Structured figure records
____
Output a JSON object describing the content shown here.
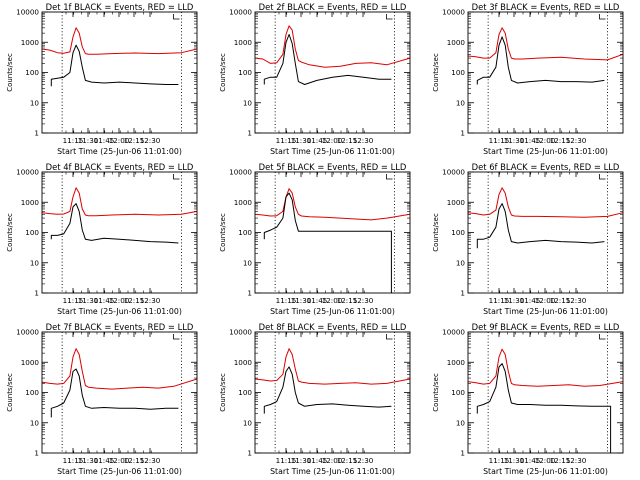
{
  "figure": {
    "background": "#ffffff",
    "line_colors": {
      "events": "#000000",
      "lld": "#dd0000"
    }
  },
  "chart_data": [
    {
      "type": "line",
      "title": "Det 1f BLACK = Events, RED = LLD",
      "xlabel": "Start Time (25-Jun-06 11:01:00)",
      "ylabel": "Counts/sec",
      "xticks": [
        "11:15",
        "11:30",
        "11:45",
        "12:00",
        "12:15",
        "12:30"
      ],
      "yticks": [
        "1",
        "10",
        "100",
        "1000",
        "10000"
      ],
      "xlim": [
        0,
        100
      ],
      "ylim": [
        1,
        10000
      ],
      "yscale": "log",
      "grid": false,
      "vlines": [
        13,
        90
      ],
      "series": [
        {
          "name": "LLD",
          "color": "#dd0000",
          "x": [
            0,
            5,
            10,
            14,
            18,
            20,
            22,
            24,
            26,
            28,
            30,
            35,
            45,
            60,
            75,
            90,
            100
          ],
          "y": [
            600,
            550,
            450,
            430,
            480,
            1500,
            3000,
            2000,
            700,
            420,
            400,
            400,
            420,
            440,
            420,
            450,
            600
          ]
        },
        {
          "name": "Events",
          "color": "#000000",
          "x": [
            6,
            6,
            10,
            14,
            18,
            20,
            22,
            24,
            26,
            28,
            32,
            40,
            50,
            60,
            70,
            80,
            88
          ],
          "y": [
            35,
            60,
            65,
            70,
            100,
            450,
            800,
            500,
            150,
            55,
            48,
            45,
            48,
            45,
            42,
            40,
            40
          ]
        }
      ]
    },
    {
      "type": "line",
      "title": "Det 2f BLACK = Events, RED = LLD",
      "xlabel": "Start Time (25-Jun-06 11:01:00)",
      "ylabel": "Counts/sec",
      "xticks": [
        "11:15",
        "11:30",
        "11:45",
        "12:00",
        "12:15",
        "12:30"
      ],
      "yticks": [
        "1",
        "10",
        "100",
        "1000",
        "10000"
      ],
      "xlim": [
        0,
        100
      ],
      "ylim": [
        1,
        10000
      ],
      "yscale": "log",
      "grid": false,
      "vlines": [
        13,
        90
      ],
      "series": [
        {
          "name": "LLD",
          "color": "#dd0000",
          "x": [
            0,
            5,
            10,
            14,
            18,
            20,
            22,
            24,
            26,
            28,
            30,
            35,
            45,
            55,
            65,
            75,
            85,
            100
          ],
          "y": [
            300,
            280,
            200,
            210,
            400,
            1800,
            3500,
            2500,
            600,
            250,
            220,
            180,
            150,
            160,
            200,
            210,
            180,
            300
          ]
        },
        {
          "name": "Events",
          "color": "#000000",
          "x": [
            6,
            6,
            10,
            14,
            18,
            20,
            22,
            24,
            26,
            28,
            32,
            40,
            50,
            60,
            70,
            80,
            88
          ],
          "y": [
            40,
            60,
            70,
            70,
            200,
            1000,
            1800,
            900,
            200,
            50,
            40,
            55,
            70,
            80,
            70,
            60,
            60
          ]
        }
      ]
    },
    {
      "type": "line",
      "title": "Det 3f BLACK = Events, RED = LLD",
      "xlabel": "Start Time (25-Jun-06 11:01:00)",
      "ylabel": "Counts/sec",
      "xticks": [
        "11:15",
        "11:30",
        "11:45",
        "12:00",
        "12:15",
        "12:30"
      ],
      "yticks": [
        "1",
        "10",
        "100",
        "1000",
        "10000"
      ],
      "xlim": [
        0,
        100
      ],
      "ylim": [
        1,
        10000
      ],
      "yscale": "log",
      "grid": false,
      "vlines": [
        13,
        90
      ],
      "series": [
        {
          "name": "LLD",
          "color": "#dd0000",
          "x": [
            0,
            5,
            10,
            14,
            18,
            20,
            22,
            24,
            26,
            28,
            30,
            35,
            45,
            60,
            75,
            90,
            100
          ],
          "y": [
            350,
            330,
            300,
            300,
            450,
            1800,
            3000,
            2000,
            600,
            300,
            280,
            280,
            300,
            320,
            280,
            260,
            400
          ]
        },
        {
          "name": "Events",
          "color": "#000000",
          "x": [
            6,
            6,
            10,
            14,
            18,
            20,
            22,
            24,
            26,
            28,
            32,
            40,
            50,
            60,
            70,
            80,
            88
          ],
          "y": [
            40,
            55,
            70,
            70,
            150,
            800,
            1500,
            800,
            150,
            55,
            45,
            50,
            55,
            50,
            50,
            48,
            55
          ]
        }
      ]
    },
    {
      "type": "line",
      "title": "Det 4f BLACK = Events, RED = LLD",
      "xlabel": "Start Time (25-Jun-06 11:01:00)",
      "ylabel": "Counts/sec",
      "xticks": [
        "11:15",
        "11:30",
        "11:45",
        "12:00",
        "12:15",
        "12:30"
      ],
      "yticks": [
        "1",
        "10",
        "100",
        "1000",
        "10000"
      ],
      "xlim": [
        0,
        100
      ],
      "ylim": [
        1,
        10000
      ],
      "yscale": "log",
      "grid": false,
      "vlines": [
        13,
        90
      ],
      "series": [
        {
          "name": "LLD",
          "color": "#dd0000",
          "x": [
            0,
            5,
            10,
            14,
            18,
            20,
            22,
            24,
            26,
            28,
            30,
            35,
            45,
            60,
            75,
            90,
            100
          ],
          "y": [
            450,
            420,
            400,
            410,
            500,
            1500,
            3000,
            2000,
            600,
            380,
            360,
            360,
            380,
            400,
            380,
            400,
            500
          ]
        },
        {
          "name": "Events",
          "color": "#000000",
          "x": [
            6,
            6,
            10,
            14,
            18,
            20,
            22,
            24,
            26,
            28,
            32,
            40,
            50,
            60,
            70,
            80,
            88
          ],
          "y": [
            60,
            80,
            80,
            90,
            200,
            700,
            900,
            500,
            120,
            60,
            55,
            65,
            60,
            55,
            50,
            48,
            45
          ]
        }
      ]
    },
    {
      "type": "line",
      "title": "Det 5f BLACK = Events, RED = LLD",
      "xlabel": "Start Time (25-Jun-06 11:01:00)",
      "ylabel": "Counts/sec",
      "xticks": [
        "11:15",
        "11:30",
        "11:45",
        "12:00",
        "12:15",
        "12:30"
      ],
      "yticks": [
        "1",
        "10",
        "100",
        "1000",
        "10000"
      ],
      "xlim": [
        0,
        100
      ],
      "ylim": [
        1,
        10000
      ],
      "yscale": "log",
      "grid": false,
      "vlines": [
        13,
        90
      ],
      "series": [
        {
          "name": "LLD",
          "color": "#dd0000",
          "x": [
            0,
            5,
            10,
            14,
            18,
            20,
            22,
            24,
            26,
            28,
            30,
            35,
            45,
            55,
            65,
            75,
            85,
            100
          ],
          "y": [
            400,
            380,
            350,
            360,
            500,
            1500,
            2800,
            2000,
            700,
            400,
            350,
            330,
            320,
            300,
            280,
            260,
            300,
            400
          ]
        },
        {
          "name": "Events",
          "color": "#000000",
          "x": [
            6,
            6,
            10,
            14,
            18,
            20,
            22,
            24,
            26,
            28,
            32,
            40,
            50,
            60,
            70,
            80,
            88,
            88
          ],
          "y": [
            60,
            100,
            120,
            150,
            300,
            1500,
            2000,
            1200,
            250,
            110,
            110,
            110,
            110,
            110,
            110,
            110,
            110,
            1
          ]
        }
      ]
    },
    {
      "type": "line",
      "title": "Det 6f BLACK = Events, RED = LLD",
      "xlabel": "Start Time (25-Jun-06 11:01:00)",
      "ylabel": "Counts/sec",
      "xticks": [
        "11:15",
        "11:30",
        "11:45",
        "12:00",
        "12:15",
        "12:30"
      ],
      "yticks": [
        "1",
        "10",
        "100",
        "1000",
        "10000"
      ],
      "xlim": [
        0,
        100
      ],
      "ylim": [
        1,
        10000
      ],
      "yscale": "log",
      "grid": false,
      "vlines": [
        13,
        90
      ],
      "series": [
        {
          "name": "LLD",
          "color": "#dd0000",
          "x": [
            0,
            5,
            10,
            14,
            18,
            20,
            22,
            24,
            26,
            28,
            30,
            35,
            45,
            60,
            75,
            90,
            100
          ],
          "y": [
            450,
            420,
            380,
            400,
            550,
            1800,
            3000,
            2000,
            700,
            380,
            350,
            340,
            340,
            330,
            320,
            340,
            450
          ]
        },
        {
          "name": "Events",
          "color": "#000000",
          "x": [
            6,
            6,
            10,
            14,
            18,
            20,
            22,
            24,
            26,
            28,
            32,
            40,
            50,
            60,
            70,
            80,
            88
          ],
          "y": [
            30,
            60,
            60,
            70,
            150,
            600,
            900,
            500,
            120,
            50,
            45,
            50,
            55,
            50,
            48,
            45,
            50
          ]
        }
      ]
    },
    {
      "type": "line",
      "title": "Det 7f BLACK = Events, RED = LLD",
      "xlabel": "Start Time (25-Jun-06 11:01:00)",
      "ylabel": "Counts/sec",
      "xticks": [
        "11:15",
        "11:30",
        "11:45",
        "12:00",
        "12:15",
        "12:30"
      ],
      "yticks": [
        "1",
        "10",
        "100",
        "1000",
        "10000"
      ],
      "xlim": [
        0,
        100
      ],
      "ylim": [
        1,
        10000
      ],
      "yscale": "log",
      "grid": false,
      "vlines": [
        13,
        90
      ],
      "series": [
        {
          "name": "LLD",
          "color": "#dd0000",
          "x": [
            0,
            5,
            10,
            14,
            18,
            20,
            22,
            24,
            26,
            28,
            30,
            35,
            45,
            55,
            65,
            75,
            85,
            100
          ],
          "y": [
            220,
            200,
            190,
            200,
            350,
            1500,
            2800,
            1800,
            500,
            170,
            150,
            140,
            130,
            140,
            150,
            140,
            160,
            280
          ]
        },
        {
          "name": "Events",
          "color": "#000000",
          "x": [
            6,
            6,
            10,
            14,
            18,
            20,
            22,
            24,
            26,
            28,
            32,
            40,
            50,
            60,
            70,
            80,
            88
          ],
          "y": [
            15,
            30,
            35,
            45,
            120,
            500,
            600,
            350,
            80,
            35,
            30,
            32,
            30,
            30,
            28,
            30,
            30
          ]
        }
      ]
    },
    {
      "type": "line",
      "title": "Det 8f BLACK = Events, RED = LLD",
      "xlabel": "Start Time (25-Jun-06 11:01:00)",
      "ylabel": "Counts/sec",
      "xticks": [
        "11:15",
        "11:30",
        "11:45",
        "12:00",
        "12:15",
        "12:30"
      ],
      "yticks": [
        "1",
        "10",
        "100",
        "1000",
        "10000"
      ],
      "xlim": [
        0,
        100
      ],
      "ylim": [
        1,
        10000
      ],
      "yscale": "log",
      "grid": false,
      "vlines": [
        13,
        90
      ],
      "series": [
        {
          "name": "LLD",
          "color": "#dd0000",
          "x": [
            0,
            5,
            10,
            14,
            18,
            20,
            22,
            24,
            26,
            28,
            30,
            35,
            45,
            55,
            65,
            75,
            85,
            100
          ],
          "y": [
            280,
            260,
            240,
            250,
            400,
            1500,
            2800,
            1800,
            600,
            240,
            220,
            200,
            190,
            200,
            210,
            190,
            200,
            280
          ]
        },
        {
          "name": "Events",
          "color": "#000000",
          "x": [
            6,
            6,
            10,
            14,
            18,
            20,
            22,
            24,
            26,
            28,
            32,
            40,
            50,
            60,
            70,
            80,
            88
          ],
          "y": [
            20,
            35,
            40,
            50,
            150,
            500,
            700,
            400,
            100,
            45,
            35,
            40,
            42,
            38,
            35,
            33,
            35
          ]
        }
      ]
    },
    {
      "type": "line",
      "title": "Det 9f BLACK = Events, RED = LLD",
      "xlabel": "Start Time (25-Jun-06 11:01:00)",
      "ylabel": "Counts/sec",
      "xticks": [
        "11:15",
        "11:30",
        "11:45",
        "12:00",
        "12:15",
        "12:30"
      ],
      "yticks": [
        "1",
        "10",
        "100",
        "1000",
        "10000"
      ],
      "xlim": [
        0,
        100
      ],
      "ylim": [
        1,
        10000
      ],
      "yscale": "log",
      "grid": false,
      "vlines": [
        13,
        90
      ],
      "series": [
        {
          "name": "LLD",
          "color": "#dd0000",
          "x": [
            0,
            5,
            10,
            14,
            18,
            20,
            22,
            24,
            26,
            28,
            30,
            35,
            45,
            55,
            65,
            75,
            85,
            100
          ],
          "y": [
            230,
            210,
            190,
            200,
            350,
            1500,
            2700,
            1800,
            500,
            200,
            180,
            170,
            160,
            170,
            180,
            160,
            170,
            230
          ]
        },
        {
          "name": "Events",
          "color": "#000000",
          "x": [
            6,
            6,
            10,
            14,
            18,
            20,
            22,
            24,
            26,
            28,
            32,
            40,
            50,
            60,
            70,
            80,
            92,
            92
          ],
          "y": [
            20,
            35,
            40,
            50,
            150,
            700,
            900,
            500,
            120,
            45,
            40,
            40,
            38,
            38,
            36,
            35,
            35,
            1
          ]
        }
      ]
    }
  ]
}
____
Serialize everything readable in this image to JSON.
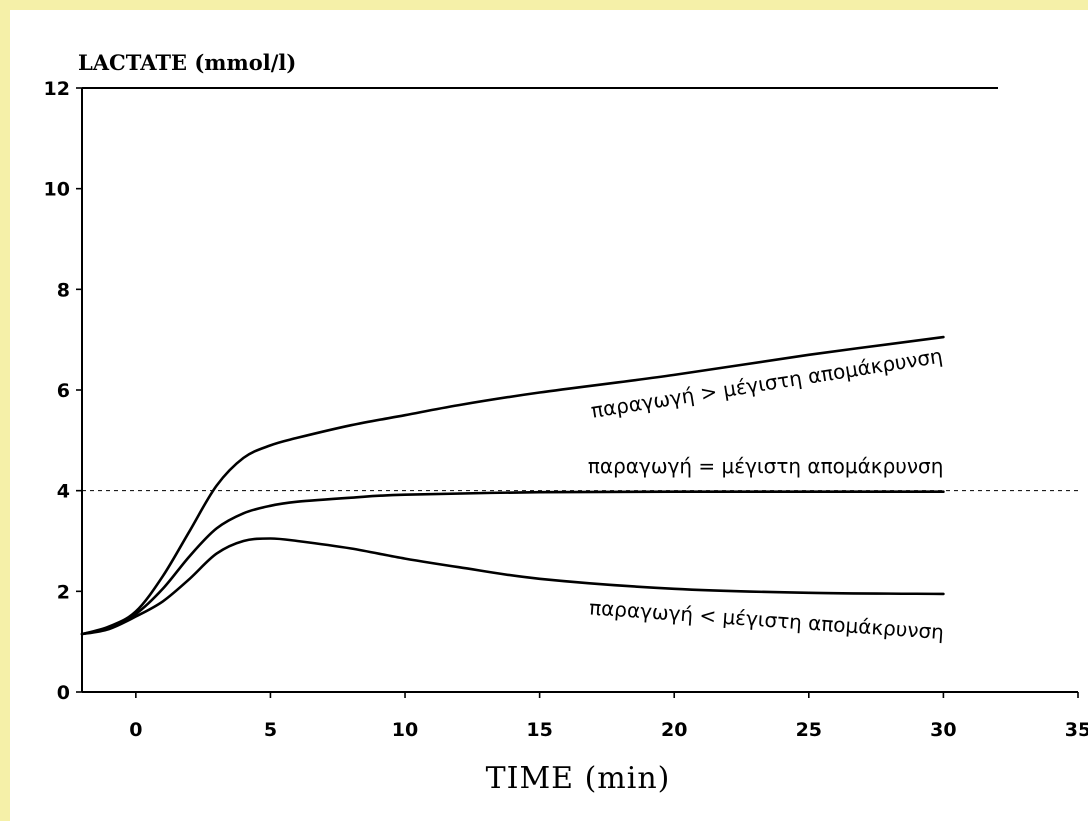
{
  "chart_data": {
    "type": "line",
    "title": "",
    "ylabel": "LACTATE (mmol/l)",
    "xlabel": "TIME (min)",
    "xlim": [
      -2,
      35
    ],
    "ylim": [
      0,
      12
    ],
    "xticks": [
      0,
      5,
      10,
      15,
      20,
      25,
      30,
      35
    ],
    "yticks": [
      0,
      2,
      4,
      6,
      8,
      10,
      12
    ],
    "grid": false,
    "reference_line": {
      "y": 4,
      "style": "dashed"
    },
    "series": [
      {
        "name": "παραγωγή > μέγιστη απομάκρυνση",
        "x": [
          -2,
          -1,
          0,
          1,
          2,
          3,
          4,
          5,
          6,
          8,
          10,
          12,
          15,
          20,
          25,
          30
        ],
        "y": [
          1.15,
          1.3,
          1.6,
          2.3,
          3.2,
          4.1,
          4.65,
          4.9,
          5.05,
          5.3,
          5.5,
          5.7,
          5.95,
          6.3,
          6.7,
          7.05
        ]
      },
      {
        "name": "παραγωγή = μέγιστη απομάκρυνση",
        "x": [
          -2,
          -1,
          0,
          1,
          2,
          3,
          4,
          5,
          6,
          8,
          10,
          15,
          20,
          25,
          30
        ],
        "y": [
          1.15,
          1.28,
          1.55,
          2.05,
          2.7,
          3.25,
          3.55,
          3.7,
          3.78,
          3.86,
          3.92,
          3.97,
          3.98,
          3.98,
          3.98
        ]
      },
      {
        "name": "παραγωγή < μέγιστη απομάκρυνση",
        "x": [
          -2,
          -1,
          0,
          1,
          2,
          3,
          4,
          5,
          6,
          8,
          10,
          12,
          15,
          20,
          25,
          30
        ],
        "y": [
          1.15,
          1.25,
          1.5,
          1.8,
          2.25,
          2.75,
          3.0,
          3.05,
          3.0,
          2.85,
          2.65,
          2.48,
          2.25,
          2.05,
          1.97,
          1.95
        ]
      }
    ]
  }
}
____
Problem details => Show each line of the listing that holds the string "παραγωγή".

Correct answer =>
        "name": "παραγωγή > μέγιστη απομάκρυνση",
        "name": "παραγωγή = μέγιστη απομάκρυνση",
        "name": "παραγωγή < μέγιστη απομάκρυνση",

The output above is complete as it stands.